■ **Direction**: Turn each line of the data into a numbered list, leaving out blank lines and the pictures.

Annotated element listings:
==================================================

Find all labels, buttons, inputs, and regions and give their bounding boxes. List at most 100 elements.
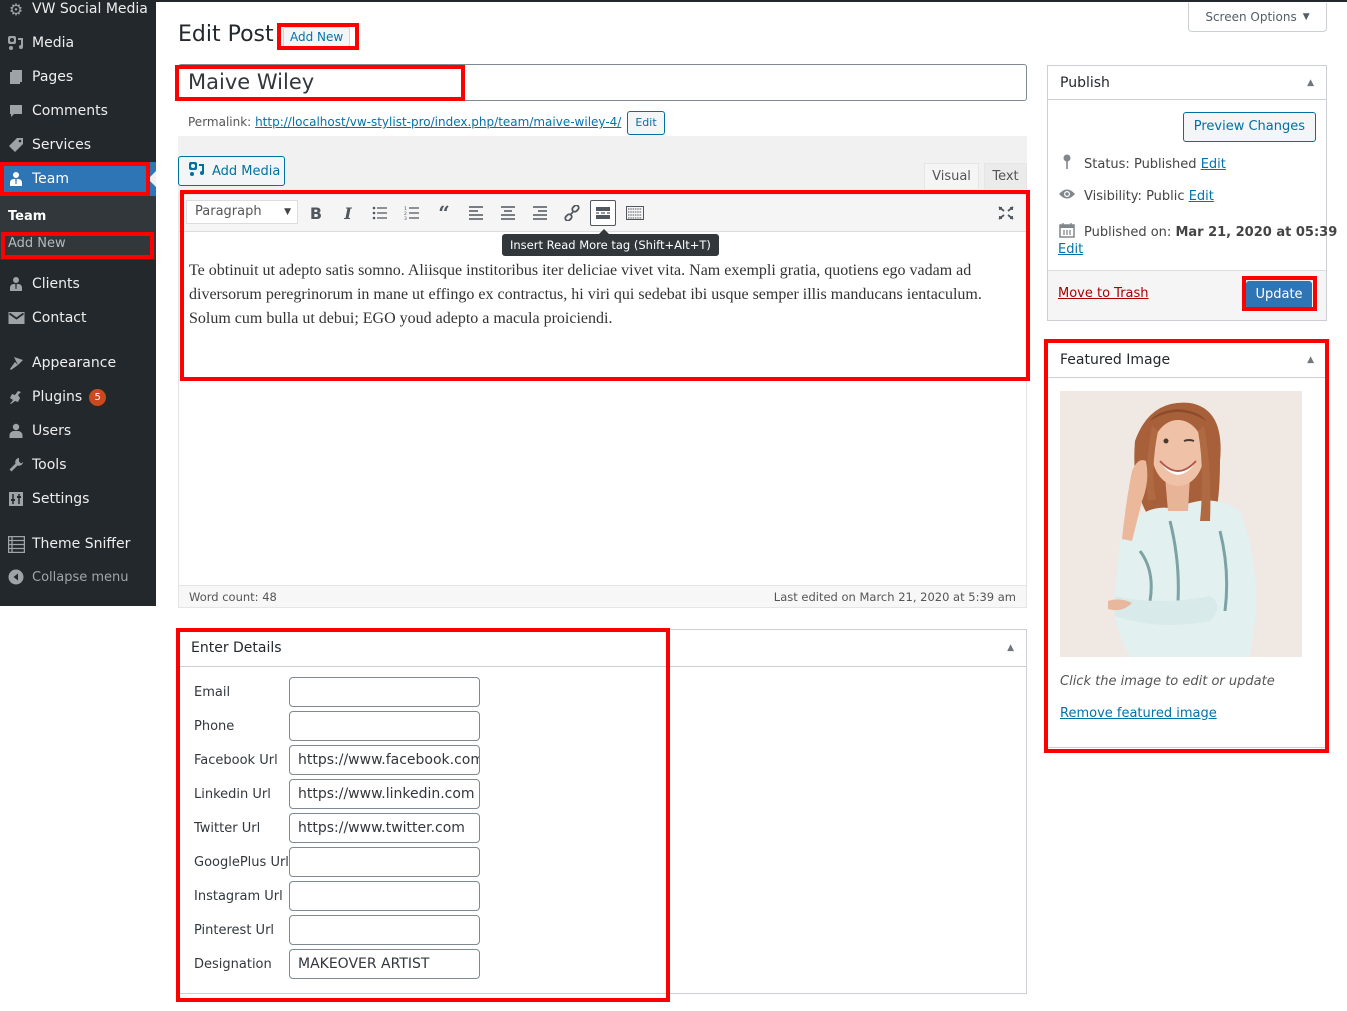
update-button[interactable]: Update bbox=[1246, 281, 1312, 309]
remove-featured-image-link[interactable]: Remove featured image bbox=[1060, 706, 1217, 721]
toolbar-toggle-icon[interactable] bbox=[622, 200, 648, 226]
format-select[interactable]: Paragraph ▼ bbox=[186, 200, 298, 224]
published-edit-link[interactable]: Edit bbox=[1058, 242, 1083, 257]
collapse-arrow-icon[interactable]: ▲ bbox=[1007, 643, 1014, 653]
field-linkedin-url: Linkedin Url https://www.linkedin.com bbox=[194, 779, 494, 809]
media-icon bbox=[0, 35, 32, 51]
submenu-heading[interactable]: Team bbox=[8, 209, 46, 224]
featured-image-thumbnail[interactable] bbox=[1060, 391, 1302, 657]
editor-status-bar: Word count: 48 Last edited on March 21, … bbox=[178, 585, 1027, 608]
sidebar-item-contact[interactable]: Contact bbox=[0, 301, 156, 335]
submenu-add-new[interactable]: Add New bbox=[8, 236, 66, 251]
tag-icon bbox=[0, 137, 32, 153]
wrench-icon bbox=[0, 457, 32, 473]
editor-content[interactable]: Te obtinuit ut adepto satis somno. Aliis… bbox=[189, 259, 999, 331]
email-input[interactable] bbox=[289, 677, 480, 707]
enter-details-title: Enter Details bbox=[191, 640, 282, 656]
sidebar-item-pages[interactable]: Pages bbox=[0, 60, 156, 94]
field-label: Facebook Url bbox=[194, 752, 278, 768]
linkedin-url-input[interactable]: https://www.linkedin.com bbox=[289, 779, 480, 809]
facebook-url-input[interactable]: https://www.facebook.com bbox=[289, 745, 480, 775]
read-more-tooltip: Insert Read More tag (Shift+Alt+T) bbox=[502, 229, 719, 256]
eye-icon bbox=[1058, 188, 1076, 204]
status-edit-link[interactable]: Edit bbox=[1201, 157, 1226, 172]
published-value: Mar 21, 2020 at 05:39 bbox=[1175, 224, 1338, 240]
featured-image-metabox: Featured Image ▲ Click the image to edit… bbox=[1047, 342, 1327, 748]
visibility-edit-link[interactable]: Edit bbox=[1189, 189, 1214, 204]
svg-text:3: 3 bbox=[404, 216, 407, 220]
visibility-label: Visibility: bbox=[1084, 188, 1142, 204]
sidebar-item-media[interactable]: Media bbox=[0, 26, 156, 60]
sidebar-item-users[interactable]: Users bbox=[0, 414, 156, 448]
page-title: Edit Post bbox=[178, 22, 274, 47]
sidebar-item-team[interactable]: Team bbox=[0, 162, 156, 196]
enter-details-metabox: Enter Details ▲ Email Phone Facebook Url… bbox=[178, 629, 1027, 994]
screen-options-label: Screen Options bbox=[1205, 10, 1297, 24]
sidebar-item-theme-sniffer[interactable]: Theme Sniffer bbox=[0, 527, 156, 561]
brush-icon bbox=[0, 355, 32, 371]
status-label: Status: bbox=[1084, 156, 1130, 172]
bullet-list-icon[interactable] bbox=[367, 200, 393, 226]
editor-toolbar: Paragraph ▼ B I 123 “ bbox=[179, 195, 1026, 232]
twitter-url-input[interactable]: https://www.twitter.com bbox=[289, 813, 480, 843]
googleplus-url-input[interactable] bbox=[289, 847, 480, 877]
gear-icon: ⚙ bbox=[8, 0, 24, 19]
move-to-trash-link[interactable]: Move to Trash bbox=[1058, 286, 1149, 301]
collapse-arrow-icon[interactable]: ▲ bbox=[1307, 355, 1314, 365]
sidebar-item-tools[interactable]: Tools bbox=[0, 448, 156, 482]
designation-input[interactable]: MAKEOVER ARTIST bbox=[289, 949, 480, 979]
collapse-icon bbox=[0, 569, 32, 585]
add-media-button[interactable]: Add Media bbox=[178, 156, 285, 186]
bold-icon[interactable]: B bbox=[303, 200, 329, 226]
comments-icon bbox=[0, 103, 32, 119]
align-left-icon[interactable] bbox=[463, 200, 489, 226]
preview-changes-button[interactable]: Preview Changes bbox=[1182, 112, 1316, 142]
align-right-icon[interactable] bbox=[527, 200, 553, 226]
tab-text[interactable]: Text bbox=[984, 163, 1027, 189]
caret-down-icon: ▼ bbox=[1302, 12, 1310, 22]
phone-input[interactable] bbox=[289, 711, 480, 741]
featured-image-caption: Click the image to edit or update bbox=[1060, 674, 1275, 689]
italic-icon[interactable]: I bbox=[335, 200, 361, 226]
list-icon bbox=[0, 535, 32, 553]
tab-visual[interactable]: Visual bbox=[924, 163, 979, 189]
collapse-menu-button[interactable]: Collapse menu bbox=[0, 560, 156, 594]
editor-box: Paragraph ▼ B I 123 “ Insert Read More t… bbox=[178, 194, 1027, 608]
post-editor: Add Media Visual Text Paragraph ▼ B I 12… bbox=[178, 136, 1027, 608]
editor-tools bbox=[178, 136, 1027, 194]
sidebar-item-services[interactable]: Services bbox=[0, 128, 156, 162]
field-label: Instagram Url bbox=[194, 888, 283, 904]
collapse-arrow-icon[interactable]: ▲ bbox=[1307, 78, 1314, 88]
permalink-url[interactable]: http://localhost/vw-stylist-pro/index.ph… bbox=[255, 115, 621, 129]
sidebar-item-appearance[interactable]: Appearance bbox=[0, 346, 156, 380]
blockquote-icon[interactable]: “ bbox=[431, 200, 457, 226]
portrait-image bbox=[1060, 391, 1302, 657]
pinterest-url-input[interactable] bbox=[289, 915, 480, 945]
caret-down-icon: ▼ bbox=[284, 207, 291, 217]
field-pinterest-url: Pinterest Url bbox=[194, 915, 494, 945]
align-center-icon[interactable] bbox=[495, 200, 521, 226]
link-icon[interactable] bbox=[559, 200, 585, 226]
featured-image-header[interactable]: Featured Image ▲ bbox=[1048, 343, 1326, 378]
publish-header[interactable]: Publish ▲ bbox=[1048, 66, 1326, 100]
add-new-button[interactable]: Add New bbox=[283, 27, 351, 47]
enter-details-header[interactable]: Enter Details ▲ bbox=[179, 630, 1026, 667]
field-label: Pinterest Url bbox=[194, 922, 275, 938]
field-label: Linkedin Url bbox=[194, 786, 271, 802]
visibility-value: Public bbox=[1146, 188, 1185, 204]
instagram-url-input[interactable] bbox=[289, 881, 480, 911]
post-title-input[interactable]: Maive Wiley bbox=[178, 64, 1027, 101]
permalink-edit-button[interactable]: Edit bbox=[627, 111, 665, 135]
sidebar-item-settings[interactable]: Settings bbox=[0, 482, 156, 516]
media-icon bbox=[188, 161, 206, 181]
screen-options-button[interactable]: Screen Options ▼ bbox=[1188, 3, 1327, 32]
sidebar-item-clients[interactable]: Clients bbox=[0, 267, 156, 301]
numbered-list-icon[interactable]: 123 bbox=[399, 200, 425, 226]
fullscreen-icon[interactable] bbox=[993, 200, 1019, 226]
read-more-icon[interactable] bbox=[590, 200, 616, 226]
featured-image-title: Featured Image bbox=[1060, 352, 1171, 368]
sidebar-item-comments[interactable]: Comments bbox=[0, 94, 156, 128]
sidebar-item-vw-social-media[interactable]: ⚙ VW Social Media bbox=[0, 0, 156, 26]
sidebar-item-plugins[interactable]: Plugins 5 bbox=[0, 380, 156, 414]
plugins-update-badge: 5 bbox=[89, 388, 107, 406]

==================================================

■ **Complete response**:
1. Find all labels, buttons, inputs, and regions and give their bounding boxes. List at most 100 elements.
2. update-button[interactable]: Update bbox=[1246, 281, 1312, 309]
3. remove-featured-image-link[interactable]: Remove featured image bbox=[1060, 706, 1217, 721]
4. toolbar-toggle-icon[interactable] bbox=[622, 200, 648, 226]
5. format-select[interactable]: Paragraph ▼ bbox=[186, 200, 298, 224]
6. published-edit-link[interactable]: Edit bbox=[1058, 242, 1083, 257]
7. collapse-arrow-icon[interactable]: ▲ bbox=[1007, 643, 1014, 653]
8. field-linkedin-url: Linkedin Url https://www.linkedin.com bbox=[194, 779, 494, 809]
9. media-icon bbox=[0, 35, 32, 51]
10. submenu-heading[interactable]: Team bbox=[8, 209, 46, 224]
11. featured-image-thumbnail[interactable] bbox=[1060, 391, 1302, 657]
12. editor-status-bar: Word count: 48 Last edited on March 21, … bbox=[178, 585, 1027, 608]
13. sidebar-item-contact[interactable]: Contact bbox=[0, 301, 156, 335]
14. submenu-add-new[interactable]: Add New bbox=[8, 236, 66, 251]
15. tag-icon bbox=[0, 137, 32, 153]
16. wrench-icon bbox=[0, 457, 32, 473]
17. editor-content[interactable]: Te obtinuit ut adepto satis somno. Aliis… bbox=[189, 259, 999, 331]
18. email-input[interactable] bbox=[289, 677, 480, 707]
19. enter-details-title: Enter Details bbox=[191, 640, 282, 656]
20. sidebar-item-pages[interactable]: Pages bbox=[0, 60, 156, 94]
21. field-label: Facebook Url bbox=[194, 752, 278, 768]
22. linkedin-url-input[interactable]: https://www.linkedin.com bbox=[289, 779, 480, 809]
23. facebook-url-input[interactable]: https://www.facebook.com bbox=[289, 745, 480, 775]
24. read-more-tooltip: Insert Read More tag (Shift+Alt+T) bbox=[502, 229, 719, 256]
25. eye-icon bbox=[1058, 188, 1076, 204]
26. status-edit-link[interactable]: Edit bbox=[1201, 157, 1226, 172]
27. published-value: Mar 21, 2020 at 05:39 bbox=[1175, 224, 1338, 240]
28. featured-image-metabox: Featured Image ▲ Click the image to edit… bbox=[1047, 342, 1327, 748]
29. visibility-edit-link[interactable]: Edit bbox=[1189, 189, 1214, 204]
30. svg-text:3: 3 bbox=[404, 216, 407, 220]
31. visibility-label: Visibility: bbox=[1084, 188, 1142, 204]
32. sidebar-item-media[interactable]: Media bbox=[0, 26, 156, 60]
33. sidebar-item-users[interactable]: Users bbox=[0, 414, 156, 448]
34. page-title: Edit Post bbox=[178, 22, 274, 47]
35. sidebar-item-team[interactable]: Team bbox=[0, 162, 156, 196]
36. enter-details-metabox: Enter Details ▲ Email Phone Facebook Url… bbox=[178, 629, 1027, 994]
37. screen-options-label: Screen Options bbox=[1205, 10, 1297, 24]
38. sidebar-item-theme-sniffer[interactable]: Theme Sniffer bbox=[0, 527, 156, 561]
39. brush-icon bbox=[0, 355, 32, 371]
40. status-label: Status: bbox=[1084, 156, 1130, 172]
41. bullet-list-icon[interactable] bbox=[367, 200, 393, 226]
42. editor-toolbar: Paragraph ▼ B I 123 “ bbox=[179, 195, 1026, 232]
43. twitter-url-input[interactable]: https://www.twitter.com bbox=[289, 813, 480, 843]
44. googleplus-url-input[interactable] bbox=[289, 847, 480, 877]
45. gear-icon: ⚙ bbox=[8, 0, 24, 19]
46. move-to-trash-link[interactable]: Move to Trash bbox=[1058, 286, 1149, 301]
47. collapse-arrow-icon[interactable]: ▲ bbox=[1307, 355, 1314, 365]
48. sidebar-item-tools[interactable]: Tools bbox=[0, 448, 156, 482]
49. designation-input[interactable]: MAKEOVER ARTIST bbox=[289, 949, 480, 979]
50. collapse-icon bbox=[0, 569, 32, 585]
51. add-media-button[interactable]: Add Media bbox=[178, 156, 285, 186]
52. bold-icon[interactable]: B bbox=[303, 200, 329, 226]
53. comments-icon bbox=[0, 103, 32, 119]
54. align-left-icon[interactable] bbox=[463, 200, 489, 226]
55. preview-changes-button[interactable]: Preview Changes bbox=[1182, 112, 1316, 142]
56. align-right-icon[interactable] bbox=[527, 200, 553, 226]
57. tab-text[interactable]: Text bbox=[984, 163, 1027, 189]
58. caret-down-icon: ▼ bbox=[1302, 12, 1310, 22]
59. phone-input[interactable] bbox=[289, 711, 480, 741]
60. featured-image-caption: Click the image to edit or update bbox=[1060, 674, 1275, 689]
61. italic-icon[interactable]: I bbox=[335, 200, 361, 226]
62. list-icon bbox=[0, 535, 32, 553]
63. tab-visual[interactable]: Visual bbox=[924, 163, 979, 189]
64. collapse-menu-button[interactable]: Collapse menu bbox=[0, 560, 156, 594]
65. editor-box: Paragraph ▼ B I 123 “ Insert Read More t… bbox=[178, 194, 1027, 608]
66. post-editor: Add Media Visual Text Paragraph ▼ B I 12… bbox=[178, 136, 1027, 608]
67. editor-tools bbox=[178, 136, 1027, 194]
68. sidebar-item-services[interactable]: Services bbox=[0, 128, 156, 162]
69. field-label: Instagram Url bbox=[194, 888, 283, 904]
70. collapse-arrow-icon[interactable]: ▲ bbox=[1307, 78, 1314, 88]
71. permalink-url[interactable]: http://localhost/vw-stylist-pro/index.ph… bbox=[255, 115, 621, 129]
72. sidebar-item-appearance[interactable]: Appearance bbox=[0, 346, 156, 380]
73. blockquote-icon[interactable]: “ bbox=[431, 200, 457, 226]
74. portrait-image bbox=[1060, 391, 1302, 657]
75. pinterest-url-input[interactable] bbox=[289, 915, 480, 945]
76. caret-down-icon: ▼ bbox=[284, 207, 291, 217]
77. field-pinterest-url: Pinterest Url bbox=[194, 915, 494, 945]
78. align-center-icon[interactable] bbox=[495, 200, 521, 226]
79. link-icon[interactable] bbox=[559, 200, 585, 226]
80. featured-image-header[interactable]: Featured Image ▲ bbox=[1048, 343, 1326, 378]
81. publish-header[interactable]: Publish ▲ bbox=[1048, 66, 1326, 100]
82. add-new-button[interactable]: Add New bbox=[283, 27, 351, 47]
83. enter-details-header[interactable]: Enter Details ▲ bbox=[179, 630, 1026, 667]
84. field-label: Pinterest Url bbox=[194, 922, 275, 938]
85. field-label: Linkedin Url bbox=[194, 786, 271, 802]
86. visibility-value: Public bbox=[1146, 188, 1185, 204]
87. instagram-url-input[interactable] bbox=[289, 881, 480, 911]
88. post-title-input[interactable]: Maive Wiley bbox=[178, 64, 1027, 101]
89. permalink-edit-button[interactable]: Edit bbox=[627, 111, 665, 135]
90. sidebar-item-settings[interactable]: Settings bbox=[0, 482, 156, 516]
91. media-icon bbox=[188, 161, 206, 181]
92. screen-options-button[interactable]: Screen Options ▼ bbox=[1188, 3, 1327, 32]
93. sidebar-item-clients[interactable]: Clients bbox=[0, 267, 156, 301]
94. numbered-list-icon[interactable]: 123 bbox=[399, 200, 425, 226]
95. fullscreen-icon[interactable] bbox=[993, 200, 1019, 226]
96. read-more-icon[interactable] bbox=[590, 200, 616, 226]
97. featured-image-title: Featured Image bbox=[1060, 352, 1171, 368]
98. sidebar-item-comments[interactable]: Comments bbox=[0, 94, 156, 128]
99. sidebar-item-vw-social-media[interactable]: ⚙ VW Social Media bbox=[0, 0, 156, 26]
100. sidebar-item-plugins[interactable]: Plugins 5 bbox=[0, 380, 156, 414]
101. plugins-update-badge: 5 bbox=[89, 388, 107, 406]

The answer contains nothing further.